» Excerpted records:
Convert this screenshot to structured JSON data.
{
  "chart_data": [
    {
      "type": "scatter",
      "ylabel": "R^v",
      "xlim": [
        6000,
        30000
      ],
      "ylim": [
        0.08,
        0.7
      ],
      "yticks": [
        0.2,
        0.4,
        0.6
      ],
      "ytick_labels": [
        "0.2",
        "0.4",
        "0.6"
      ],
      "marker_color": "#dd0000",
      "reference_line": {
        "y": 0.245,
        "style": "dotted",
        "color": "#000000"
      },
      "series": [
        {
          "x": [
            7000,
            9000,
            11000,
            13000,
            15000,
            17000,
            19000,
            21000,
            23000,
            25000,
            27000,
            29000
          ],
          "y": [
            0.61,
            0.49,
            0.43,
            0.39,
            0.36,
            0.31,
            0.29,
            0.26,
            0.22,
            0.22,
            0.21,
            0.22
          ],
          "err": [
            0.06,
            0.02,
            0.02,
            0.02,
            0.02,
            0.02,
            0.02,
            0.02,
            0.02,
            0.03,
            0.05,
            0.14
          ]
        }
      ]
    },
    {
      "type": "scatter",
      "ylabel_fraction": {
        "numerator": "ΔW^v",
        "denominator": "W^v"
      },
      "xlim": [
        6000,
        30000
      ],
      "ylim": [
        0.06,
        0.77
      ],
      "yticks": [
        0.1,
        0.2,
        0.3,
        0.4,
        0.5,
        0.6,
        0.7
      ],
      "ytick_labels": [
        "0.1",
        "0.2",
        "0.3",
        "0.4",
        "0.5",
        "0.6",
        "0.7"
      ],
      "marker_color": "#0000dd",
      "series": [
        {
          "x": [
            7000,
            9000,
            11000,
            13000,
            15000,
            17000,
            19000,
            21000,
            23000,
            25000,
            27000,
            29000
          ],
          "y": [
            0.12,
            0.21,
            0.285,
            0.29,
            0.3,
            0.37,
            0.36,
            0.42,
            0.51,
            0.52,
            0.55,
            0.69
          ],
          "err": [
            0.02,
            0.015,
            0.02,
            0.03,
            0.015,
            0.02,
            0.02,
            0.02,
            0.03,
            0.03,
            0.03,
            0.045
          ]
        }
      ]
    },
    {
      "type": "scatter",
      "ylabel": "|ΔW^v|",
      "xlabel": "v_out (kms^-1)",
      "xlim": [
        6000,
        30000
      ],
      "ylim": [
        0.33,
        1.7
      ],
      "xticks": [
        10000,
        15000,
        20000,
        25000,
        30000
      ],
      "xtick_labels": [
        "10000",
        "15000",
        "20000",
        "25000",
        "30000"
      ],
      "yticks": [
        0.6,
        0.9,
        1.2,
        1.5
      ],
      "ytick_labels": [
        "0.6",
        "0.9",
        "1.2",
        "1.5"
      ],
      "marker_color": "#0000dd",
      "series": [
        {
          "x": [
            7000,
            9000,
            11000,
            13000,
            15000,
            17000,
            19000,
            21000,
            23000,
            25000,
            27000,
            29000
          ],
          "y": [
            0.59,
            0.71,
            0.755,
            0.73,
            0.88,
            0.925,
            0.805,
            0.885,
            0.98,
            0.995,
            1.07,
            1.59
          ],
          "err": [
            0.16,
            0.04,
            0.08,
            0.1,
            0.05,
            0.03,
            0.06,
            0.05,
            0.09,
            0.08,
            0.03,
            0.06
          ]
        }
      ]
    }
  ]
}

» The problem: Produce an exact copy of the whole listing.

» Full response:
Convert this screenshot to structured JSON data.
{
  "chart_data": [
    {
      "type": "scatter",
      "ylabel": "R^v",
      "xlim": [
        6000,
        30000
      ],
      "ylim": [
        0.08,
        0.7
      ],
      "yticks": [
        0.2,
        0.4,
        0.6
      ],
      "ytick_labels": [
        "0.2",
        "0.4",
        "0.6"
      ],
      "marker_color": "#dd0000",
      "reference_line": {
        "y": 0.245,
        "style": "dotted",
        "color": "#000000"
      },
      "series": [
        {
          "x": [
            7000,
            9000,
            11000,
            13000,
            15000,
            17000,
            19000,
            21000,
            23000,
            25000,
            27000,
            29000
          ],
          "y": [
            0.61,
            0.49,
            0.43,
            0.39,
            0.36,
            0.31,
            0.29,
            0.26,
            0.22,
            0.22,
            0.21,
            0.22
          ],
          "err": [
            0.06,
            0.02,
            0.02,
            0.02,
            0.02,
            0.02,
            0.02,
            0.02,
            0.02,
            0.03,
            0.05,
            0.14
          ]
        }
      ]
    },
    {
      "type": "scatter",
      "ylabel_fraction": {
        "numerator": "ΔW^v",
        "denominator": "W^v"
      },
      "xlim": [
        6000,
        30000
      ],
      "ylim": [
        0.06,
        0.77
      ],
      "yticks": [
        0.1,
        0.2,
        0.3,
        0.4,
        0.5,
        0.6,
        0.7
      ],
      "ytick_labels": [
        "0.1",
        "0.2",
        "0.3",
        "0.4",
        "0.5",
        "0.6",
        "0.7"
      ],
      "marker_color": "#0000dd",
      "series": [
        {
          "x": [
            7000,
            9000,
            11000,
            13000,
            15000,
            17000,
            19000,
            21000,
            23000,
            25000,
            27000,
            29000
          ],
          "y": [
            0.12,
            0.21,
            0.285,
            0.29,
            0.3,
            0.37,
            0.36,
            0.42,
            0.51,
            0.52,
            0.55,
            0.69
          ],
          "err": [
            0.02,
            0.015,
            0.02,
            0.03,
            0.015,
            0.02,
            0.02,
            0.02,
            0.03,
            0.03,
            0.03,
            0.045
          ]
        }
      ]
    },
    {
      "type": "scatter",
      "ylabel": "|ΔW^v|",
      "xlabel": "v_out (kms^-1)",
      "xlim": [
        6000,
        30000
      ],
      "ylim": [
        0.33,
        1.7
      ],
      "xticks": [
        10000,
        15000,
        20000,
        25000,
        30000
      ],
      "xtick_labels": [
        "10000",
        "15000",
        "20000",
        "25000",
        "30000"
      ],
      "yticks": [
        0.6,
        0.9,
        1.2,
        1.5
      ],
      "ytick_labels": [
        "0.6",
        "0.9",
        "1.2",
        "1.5"
      ],
      "marker_color": "#0000dd",
      "series": [
        {
          "x": [
            7000,
            9000,
            11000,
            13000,
            15000,
            17000,
            19000,
            21000,
            23000,
            25000,
            27000,
            29000
          ],
          "y": [
            0.59,
            0.71,
            0.755,
            0.73,
            0.88,
            0.925,
            0.805,
            0.885,
            0.98,
            0.995,
            1.07,
            1.59
          ],
          "err": [
            0.16,
            0.04,
            0.08,
            0.1,
            0.05,
            0.03,
            0.06,
            0.05,
            0.09,
            0.08,
            0.03,
            0.06
          ]
        }
      ]
    }
  ]
}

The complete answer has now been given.